> Task to carry out
Copy out every line exactly as given.

> Task material
◆ ◆ ◆ ◆

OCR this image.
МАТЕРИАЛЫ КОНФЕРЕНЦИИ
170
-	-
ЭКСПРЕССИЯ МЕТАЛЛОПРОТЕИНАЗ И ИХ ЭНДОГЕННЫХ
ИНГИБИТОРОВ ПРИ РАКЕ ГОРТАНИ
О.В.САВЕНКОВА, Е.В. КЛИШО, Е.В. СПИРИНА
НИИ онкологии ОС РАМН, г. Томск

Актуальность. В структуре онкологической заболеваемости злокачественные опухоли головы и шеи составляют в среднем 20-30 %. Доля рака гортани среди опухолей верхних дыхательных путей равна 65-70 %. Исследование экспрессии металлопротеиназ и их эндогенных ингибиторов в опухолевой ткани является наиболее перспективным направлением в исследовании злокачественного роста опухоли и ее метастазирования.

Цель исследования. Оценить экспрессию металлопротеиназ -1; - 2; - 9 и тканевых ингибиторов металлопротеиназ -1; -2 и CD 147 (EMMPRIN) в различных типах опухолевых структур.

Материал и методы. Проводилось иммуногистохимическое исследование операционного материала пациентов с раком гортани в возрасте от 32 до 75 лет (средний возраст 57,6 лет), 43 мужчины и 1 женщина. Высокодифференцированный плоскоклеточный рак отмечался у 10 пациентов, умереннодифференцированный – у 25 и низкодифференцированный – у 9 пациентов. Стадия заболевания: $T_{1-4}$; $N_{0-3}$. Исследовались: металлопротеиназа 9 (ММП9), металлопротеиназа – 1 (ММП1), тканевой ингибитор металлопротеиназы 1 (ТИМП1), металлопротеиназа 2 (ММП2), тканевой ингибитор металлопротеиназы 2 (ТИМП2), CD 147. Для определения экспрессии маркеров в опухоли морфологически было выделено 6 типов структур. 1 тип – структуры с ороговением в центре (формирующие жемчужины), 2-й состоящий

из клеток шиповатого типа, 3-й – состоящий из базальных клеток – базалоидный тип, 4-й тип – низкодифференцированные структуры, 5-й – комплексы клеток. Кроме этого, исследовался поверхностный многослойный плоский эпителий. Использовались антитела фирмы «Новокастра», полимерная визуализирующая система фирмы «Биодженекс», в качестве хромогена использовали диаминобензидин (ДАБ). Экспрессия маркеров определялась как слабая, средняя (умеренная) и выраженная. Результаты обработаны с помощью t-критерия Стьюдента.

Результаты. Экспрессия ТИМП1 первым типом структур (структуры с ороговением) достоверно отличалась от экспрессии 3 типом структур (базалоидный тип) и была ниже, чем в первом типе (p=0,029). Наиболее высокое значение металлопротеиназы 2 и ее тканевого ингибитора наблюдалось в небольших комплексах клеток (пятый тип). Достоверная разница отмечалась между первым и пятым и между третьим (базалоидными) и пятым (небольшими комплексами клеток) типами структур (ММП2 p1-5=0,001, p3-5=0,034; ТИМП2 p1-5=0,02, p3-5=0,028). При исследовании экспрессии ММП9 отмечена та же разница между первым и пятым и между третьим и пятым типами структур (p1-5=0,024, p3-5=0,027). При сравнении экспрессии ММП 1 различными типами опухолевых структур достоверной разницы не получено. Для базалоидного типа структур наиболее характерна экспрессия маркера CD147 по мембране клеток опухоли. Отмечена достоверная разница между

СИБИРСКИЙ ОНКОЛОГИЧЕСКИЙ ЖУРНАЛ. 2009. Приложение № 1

◆ ◆ ◆ ◆

> Output for this exercise
OCR this image.
МАТЕРИАЛЫ КОНФЕРЕНЦИИ
170
-	-
ЭКСПРЕССИЯ МЕТАЛЛОПРОТЕИНАЗ И ИХ ЭНДОГЕННЫХ
ИНГИБИТОРОВ ПРИ РАКЕ ГОРТАНИ
О.В.САВЕНКОВА, Е.В. КЛИШО, Е.В. СПИРИНА
НИИ онкологии ОС РАМН, г. Томск

Актуальность. В структуре онкологической заболеваемости злокачественные опухоли головы и шеи составляют в среднем 20-30 %. Доля рака гортани среди опухолей верхних дыхательных путей равна 65-70 %. Исследование экспрессии металлопротеиназ и их эндогенных ингибиторов в опухолевой ткани является наиболее перспективным направлением в исследовании злокачественного роста опухоли и ее метастазирования.

Цель исследования. Оценить экспрессию металлопротеиназ -1; - 2; - 9 и тканевых ингибиторов металлопротеиназ -1; -2 и CD 147 (EMMPRIN) в различных типах опухолевых структур.

Материал и методы. Проводилось иммуногистохимическое исследование операционного материала пациентов с раком гортани в возрасте от 32 до 75 лет (средний возраст 57,6 лет), 43 мужчины и 1 женщина. Высокодифференцированный плоскоклеточный рак отмечался у 10 пациентов, умереннодифференцированный – у 25 и низкодифференцированный – у 9 пациентов. Стадия заболевания: $T_{1-4}$; $N_{0-3}$. Исследовались: металлопротеиназа 9 (ММП9), металлопротеиназа – 1 (ММП1), тканевой ингибитор металлопротеиназы 1 (ТИМП1), металлопротеиназа 2 (ММП2), тканевой ингибитор металлопротеиназы 2 (ТИМП2), CD 147. Для определения экспрессии маркеров в опухоли морфологически было выделено 6 типов структур. 1 тип – структуры с ороговением в центре (формирующие жемчужины), 2-й состоящий

из клеток шиповатого типа, 3-й – состоящий из базальных клеток – базалоидный тип, 4-й тип – низкодифференцированные структуры, 5-й – комплексы клеток. Кроме этого, исследовался поверхностный многослойный плоский эпителий. Использовались антитела фирмы «Новокастра», полимерная визуализирующая система фирмы «Биодженекс», в качестве хромогена использовали диаминобензидин (ДАБ). Экспрессия маркеров определялась как слабая, средняя (умеренная) и выраженная. Результаты обработаны с помощью t-критерия Стьюдента.

Результаты. Экспрессия ТИМП1 первым типом структур (структуры с ороговением) достоверно отличалась от экспрессии 3 типом структур (базалоидный тип) и была ниже, чем в первом типе (p=0,029). Наиболее высокое значение металлопротеиназы 2 и ее тканевого ингибитора наблюдалось в небольших комплексах клеток (пятый тип). Достоверная разница отмечалась между первым и пятым и между третьим (базалоидными) и пятым (небольшими комплексами клеток) типами структур (ММП2 p1-5=0,001, p3-5=0,034; ТИМП2 p1-5=0,02, p3-5=0,028). При исследовании экспрессии ММП9 отмечена та же разница между первым и пятым и между третьим и пятым типами структур (p1-5=0,024, p3-5=0,027). При сравнении экспрессии ММП 1 различными типами опухолевых структур достоверной разницы не получено. Для базалоидного типа структур наиболее характерна экспрессия маркера CD147 по мембране клеток опухоли. Отмечена достоверная разница между

СИБИРСКИЙ ОНКОЛОГИЧЕСКИЙ ЖУРНАЛ. 2009. Приложение № 1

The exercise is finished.